Aim
How many lines of the entries below include the word "name"? Answer with the number alone.

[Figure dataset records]
+ + + + +
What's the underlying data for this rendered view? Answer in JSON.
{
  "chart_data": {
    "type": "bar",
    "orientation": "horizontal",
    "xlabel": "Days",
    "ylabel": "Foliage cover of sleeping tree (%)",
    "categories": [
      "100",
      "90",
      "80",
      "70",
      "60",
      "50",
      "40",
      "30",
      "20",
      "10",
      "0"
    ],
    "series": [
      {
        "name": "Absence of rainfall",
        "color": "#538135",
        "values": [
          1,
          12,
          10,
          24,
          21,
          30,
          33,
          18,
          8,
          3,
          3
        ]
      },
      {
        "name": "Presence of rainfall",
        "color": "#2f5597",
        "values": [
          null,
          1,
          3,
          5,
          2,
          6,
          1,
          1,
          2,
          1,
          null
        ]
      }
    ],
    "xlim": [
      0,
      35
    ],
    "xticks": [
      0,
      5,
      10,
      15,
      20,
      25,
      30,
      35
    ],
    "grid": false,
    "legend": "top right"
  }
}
+ + + + +
Solution to this problem
2